(begin)
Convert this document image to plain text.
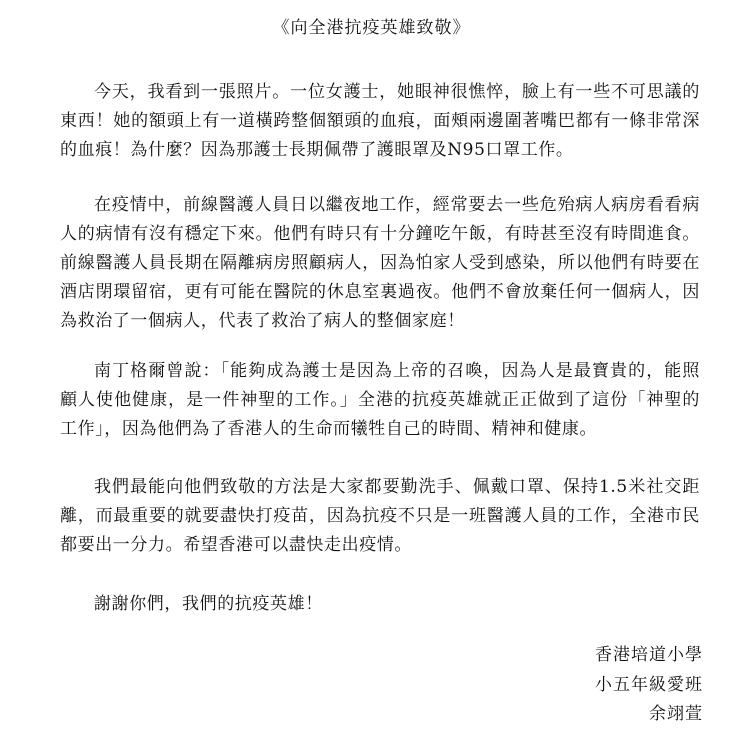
《向全港抗疫英雄致敬》

今天，我看到一張照片。一位女護士，她眼神很憔悴，臉上有一些不可思議的東西！她的額頭上有一道橫跨整個額頭的血痕，面頰兩邊圍著嘴巴都有一條非常深的血痕！為什麼？因為那護士長期佩帶了護眼罩及N95口罩工作。

在疫情中，前線醫護人員日以繼夜地工作，經常要去一些危殆病人病房看看病人的病情有沒有穩定下來。他們有時只有十分鐘吃午飯，有時甚至沒有時間進食。前線醫護人員長期在隔離病房照顧病人，因為怕家人受到感染，所以他們有時要在酒店閉環留宿，更有可能在醫院的休息室裏過夜。他們不會放棄任何一個病人，因為救治了一個病人，代表了救治了病人的整個家庭！

南丁格爾曾說：「能夠成為護士是因為上帝的召喚，因為人是最寶貴的，能照顧人使他健康，是一件神聖的工作。」全港的抗疫英雄就正正做到了這份「神聖的工作」，因為他們為了香港人的生命而犧牲自己的時間、精神和健康。

我們最能向他們致敬的方法是大家都要勤洗手、佩戴口罩、保持1.5米社交距離，而最重要的就要盡快打疫苗，因為抗疫不只是一班醫護人員的工作，全港市民都要出一分力。希望香港可以盡快走出疫情。

謝謝你們，我們的抗疫英雄！

香港培道小學
小五年級愛班
余翊萱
(end)
*DIRECTION*: Restate each of the entries above word for word and skip every image.

*WRITTEN SOLUTION*:
Convert this document image to plain text.
《向全港抗疫英雄致敬》

今天，我看到一張照片。一位女護士，她眼神很憔悴，臉上有一些不可思議的東西！她的額頭上有一道橫跨整個額頭的血痕，面頰兩邊圍著嘴巴都有一條非常深的血痕！為什麼？因為那護士長期佩帶了護眼罩及N95口罩工作。

在疫情中，前線醫護人員日以繼夜地工作，經常要去一些危殆病人病房看看病人的病情有沒有穩定下來。他們有時只有十分鐘吃午飯，有時甚至沒有時間進食。前線醫護人員長期在隔離病房照顧病人，因為怕家人受到感染，所以他們有時要在酒店閉環留宿，更有可能在醫院的休息室裏過夜。他們不會放棄任何一個病人，因為救治了一個病人，代表了救治了病人的整個家庭！

南丁格爾曾說：「能夠成為護士是因為上帝的召喚，因為人是最寶貴的，能照顧人使他健康，是一件神聖的工作。」全港的抗疫英雄就正正做到了這份「神聖的工作」，因為他們為了香港人的生命而犧牲自己的時間、精神和健康。

我們最能向他們致敬的方法是大家都要勤洗手、佩戴口罩、保持1.5米社交距離，而最重要的就要盡快打疫苗，因為抗疫不只是一班醫護人員的工作，全港市民都要出一分力。希望香港可以盡快走出疫情。

謝謝你們，我們的抗疫英雄！

香港培道小學
小五年級愛班
余翊萱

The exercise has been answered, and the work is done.